Exercise task:
All the data must come back unchanged, except that pictures are left out.

Dataset records:
--

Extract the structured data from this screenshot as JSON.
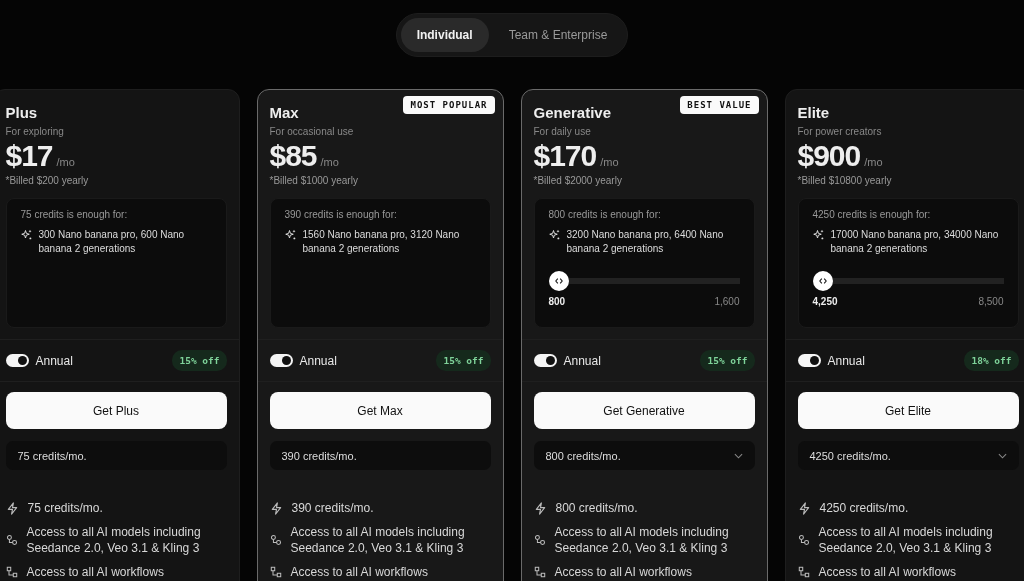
{
  "tabs": [
    {
      "label": "Individual",
      "selected": true
    },
    {
      "label": "Team & Enterprise",
      "selected": false
    }
  ],
  "plans": [
    {
      "name": "Plus",
      "tagline": "For exploring",
      "price": "$17",
      "period": "/mo",
      "billed": "*Billed $200 yearly",
      "highlighted": false,
      "credits_note": "75 credits is enough for:",
      "usage": "300 Nano banana pro, 600 Nano banana 2 generations",
      "annual": {
        "label": "Annual",
        "on": true
      },
      "discount": "15% off",
      "cta": "Get Plus",
      "credits_select": {
        "value": "75 credits/mo.",
        "dropdown": false
      },
      "features": [
        {
          "kind": "bolt",
          "text": "75 credits/mo."
        },
        {
          "kind": "models",
          "text": "Access to all AI models including Seedance 2.0, Veo 3.1 & Kling 3"
        },
        {
          "kind": "workflows",
          "text": "Access to all AI workflows"
        }
      ]
    },
    {
      "name": "Max",
      "tagline": "For occasional use",
      "price": "$85",
      "period": "/mo",
      "billed": "*Billed $1000 yearly",
      "badge": "MOST POPULAR",
      "highlighted": true,
      "credits_note": "390 credits is enough for:",
      "usage": "1560 Nano banana pro, 3120 Nano banana 2 generations",
      "annual": {
        "label": "Annual",
        "on": true
      },
      "discount": "15% off",
      "cta": "Get Max",
      "credits_select": {
        "value": "390 credits/mo.",
        "dropdown": false
      },
      "features": [
        {
          "kind": "bolt",
          "text": "390 credits/mo."
        },
        {
          "kind": "models",
          "text": "Access to all AI models including Seedance 2.0, Veo 3.1 & Kling 3"
        },
        {
          "kind": "workflows",
          "text": "Access to all AI workflows"
        }
      ]
    },
    {
      "name": "Generative",
      "tagline": "For daily use",
      "price": "$170",
      "period": "/mo",
      "billed": "*Billed $2000 yearly",
      "badge": "BEST VALUE",
      "highlighted": true,
      "credits_note": "800 credits is enough for:",
      "usage": "3200 Nano banana pro, 6400 Nano banana 2 generations",
      "slider": {
        "level": 0,
        "min_label": "800",
        "max_label": "1,600"
      },
      "annual": {
        "label": "Annual",
        "on": true
      },
      "discount": "15% off",
      "cta": "Get Generative",
      "credits_select": {
        "value": "800 credits/mo.",
        "dropdown": true
      },
      "features": [
        {
          "kind": "bolt",
          "text": "800 credits/mo."
        },
        {
          "kind": "models",
          "text": "Access to all AI models including Seedance 2.0, Veo 3.1 & Kling 3"
        },
        {
          "kind": "workflows",
          "text": "Access to all AI workflows"
        }
      ]
    },
    {
      "name": "Elite",
      "tagline": "For power creators",
      "price": "$900",
      "period": "/mo",
      "billed": "*Billed $10800 yearly",
      "highlighted": false,
      "credits_note": "4250 credits is enough for:",
      "usage": "17000 Nano banana pro, 34000 Nano banana 2 generations",
      "slider": {
        "level": 0,
        "min_label": "4,250",
        "max_label": "8,500"
      },
      "annual": {
        "label": "Annual",
        "on": true
      },
      "discount": "18% off",
      "cta": "Get Elite",
      "credits_select": {
        "value": "4250 credits/mo.",
        "dropdown": true
      },
      "features": [
        {
          "kind": "bolt",
          "text": "4250 credits/mo."
        },
        {
          "kind": "models",
          "text": "Access to all AI models including Seedance 2.0, Veo 3.1 & Kling 3"
        },
        {
          "kind": "workflows",
          "text": "Access to all AI workflows"
        }
      ]
    }
  ]
}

--

Result of this exercise:
Extract the structured data from this screenshot as JSON.
{
  "tabs": [
    {
      "label": "Individual",
      "selected": true
    },
    {
      "label": "Team & Enterprise",
      "selected": false
    }
  ],
  "plans": [
    {
      "name": "Plus",
      "tagline": "For exploring",
      "price": "$17",
      "period": "/mo",
      "billed": "*Billed $200 yearly",
      "highlighted": false,
      "credits_note": "75 credits is enough for:",
      "usage": "300 Nano banana pro, 600 Nano banana 2 generations",
      "annual": {
        "label": "Annual",
        "on": true
      },
      "discount": "15% off",
      "cta": "Get Plus",
      "credits_select": {
        "value": "75 credits/mo.",
        "dropdown": false
      },
      "features": [
        {
          "kind": "bolt",
          "text": "75 credits/mo."
        },
        {
          "kind": "models",
          "text": "Access to all AI models including Seedance 2.0, Veo 3.1 & Kling 3"
        },
        {
          "kind": "workflows",
          "text": "Access to all AI workflows"
        }
      ]
    },
    {
      "name": "Max",
      "tagline": "For occasional use",
      "price": "$85",
      "period": "/mo",
      "billed": "*Billed $1000 yearly",
      "badge": "MOST POPULAR",
      "highlighted": true,
      "credits_note": "390 credits is enough for:",
      "usage": "1560 Nano banana pro, 3120 Nano banana 2 generations",
      "annual": {
        "label": "Annual",
        "on": true
      },
      "discount": "15% off",
      "cta": "Get Max",
      "credits_select": {
        "value": "390 credits/mo.",
        "dropdown": false
      },
      "features": [
        {
          "kind": "bolt",
          "text": "390 credits/mo."
        },
        {
          "kind": "models",
          "text": "Access to all AI models including Seedance 2.0, Veo 3.1 & Kling 3"
        },
        {
          "kind": "workflows",
          "text": "Access to all AI workflows"
        }
      ]
    },
    {
      "name": "Generative",
      "tagline": "For daily use",
      "price": "$170",
      "period": "/mo",
      "billed": "*Billed $2000 yearly",
      "badge": "BEST VALUE",
      "highlighted": true,
      "credits_note": "800 credits is enough for:",
      "usage": "3200 Nano banana pro, 6400 Nano banana 2 generations",
      "slider": {
        "level": 0,
        "min_label": "800",
        "max_label": "1,600"
      },
      "annual": {
        "label": "Annual",
        "on": true
      },
      "discount": "15% off",
      "cta": "Get Generative",
      "credits_select": {
        "value": "800 credits/mo.",
        "dropdown": true
      },
      "features": [
        {
          "kind": "bolt",
          "text": "800 credits/mo."
        },
        {
          "kind": "models",
          "text": "Access to all AI models including Seedance 2.0, Veo 3.1 & Kling 3"
        },
        {
          "kind": "workflows",
          "text": "Access to all AI workflows"
        }
      ]
    },
    {
      "name": "Elite",
      "tagline": "For power creators",
      "price": "$900",
      "period": "/mo",
      "billed": "*Billed $10800 yearly",
      "highlighted": false,
      "credits_note": "4250 credits is enough for:",
      "usage": "17000 Nano banana pro, 34000 Nano banana 2 generations",
      "slider": {
        "level": 0,
        "min_label": "4,250",
        "max_label": "8,500"
      },
      "annual": {
        "label": "Annual",
        "on": true
      },
      "discount": "18% off",
      "cta": "Get Elite",
      "credits_select": {
        "value": "4250 credits/mo.",
        "dropdown": true
      },
      "features": [
        {
          "kind": "bolt",
          "text": "4250 credits/mo."
        },
        {
          "kind": "models",
          "text": "Access to all AI models including Seedance 2.0, Veo 3.1 & Kling 3"
        },
        {
          "kind": "workflows",
          "text": "Access to all AI workflows"
        }
      ]
    }
  ]
}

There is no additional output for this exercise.